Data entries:
..........

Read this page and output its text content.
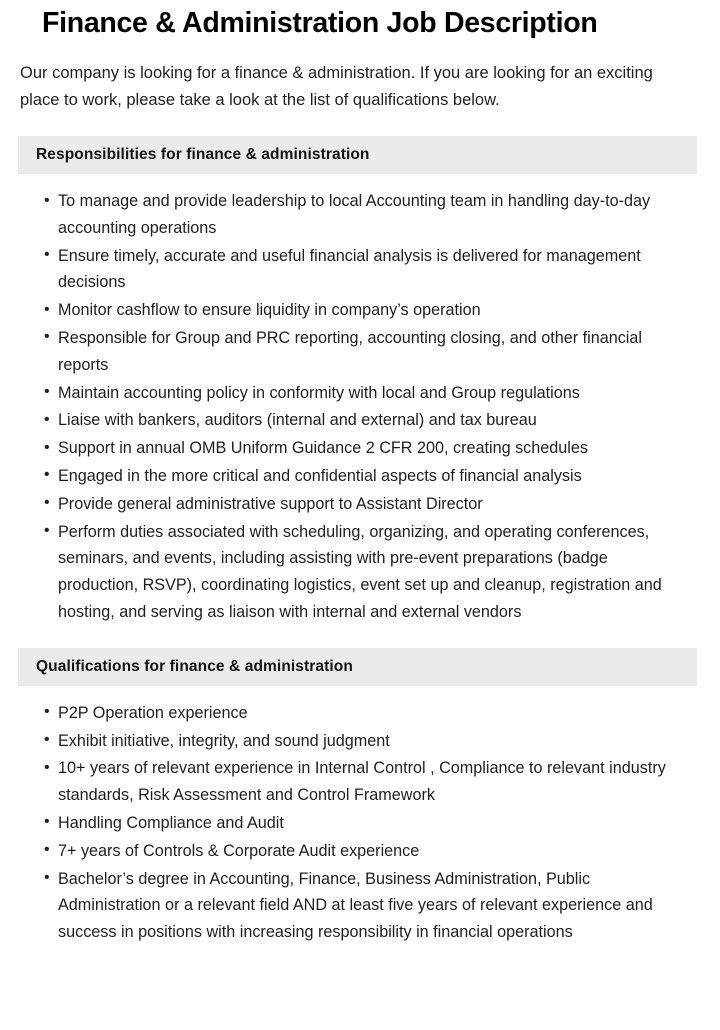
Finance & Administration Job Description

Our company is looking for a finance & administration. If you are looking for an exciting place to work, please take a look at the list of qualifications below.

Responsibilities for finance & administration
• To manage and provide leadership to local Accounting team in handling day-to-day accounting operations
• Ensure timely, accurate and useful financial analysis is delivered for management decisions
• Monitor cashflow to ensure liquidity in company’s operation
• Responsible for Group and PRC reporting, accounting closing, and other financial reports
• Maintain accounting policy in conformity with local and Group regulations
• Liaise with bankers, auditors (internal and external) and tax bureau
• Support in annual OMB Uniform Guidance 2 CFR 200, creating schedules
• Engaged in the more critical and confidential aspects of financial analysis
• Provide general administrative support to Assistant Director
• Perform duties associated with scheduling, organizing, and operating conferences, seminars, and events, including assisting with pre-event preparations (badge production, RSVP), coordinating logistics, event set up and cleanup, registration and hosting, and serving as liaison with internal and external vendors
Qualifications for finance & administration
• P2P Operation experience
• Exhibit initiative, integrity, and sound judgment
• 10+ years of relevant experience in Internal Control , Compliance to relevant industry standards, Risk Assessment and Control Framework
• Handling Compliance and Audit
• 7+ years of Controls & Corporate Audit experience
• Bachelor’s degree in Accounting, Finance, Business Administration, Public Administration or a relevant field AND at least five years of relevant experience and success in positions with increasing responsibility in financial operations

..........

Output all of the data exactly as it stands, minus any images.

Read this page and output its text content.
Finance & Administration Job Description

Our company is looking for a finance & administration. If you are looking for an exciting place to work, please take a look at the list of qualifications below.

Responsibilities for finance & administration
• To manage and provide leadership to local Accounting team in handling day-to-day accounting operations
• Ensure timely, accurate and useful financial analysis is delivered for management decisions
• Monitor cashflow to ensure liquidity in company’s operation
• Responsible for Group and PRC reporting, accounting closing, and other financial reports
• Maintain accounting policy in conformity with local and Group regulations
• Liaise with bankers, auditors (internal and external) and tax bureau
• Support in annual OMB Uniform Guidance 2 CFR 200, creating schedules
• Engaged in the more critical and confidential aspects of financial analysis
• Provide general administrative support to Assistant Director
• Perform duties associated with scheduling, organizing, and operating conferences, seminars, and events, including assisting with pre-event preparations (badge production, RSVP), coordinating logistics, event set up and cleanup, registration and hosting, and serving as liaison with internal and external vendors
Qualifications for finance & administration
• P2P Operation experience
• Exhibit initiative, integrity, and sound judgment
• 10+ years of relevant experience in Internal Control , Compliance to relevant industry standards, Risk Assessment and Control Framework
• Handling Compliance and Audit
• 7+ years of Controls & Corporate Audit experience
• Bachelor’s degree in Accounting, Finance, Business Administration, Public Administration or a relevant field AND at least five years of relevant experience and success in positions with increasing responsibility in financial operations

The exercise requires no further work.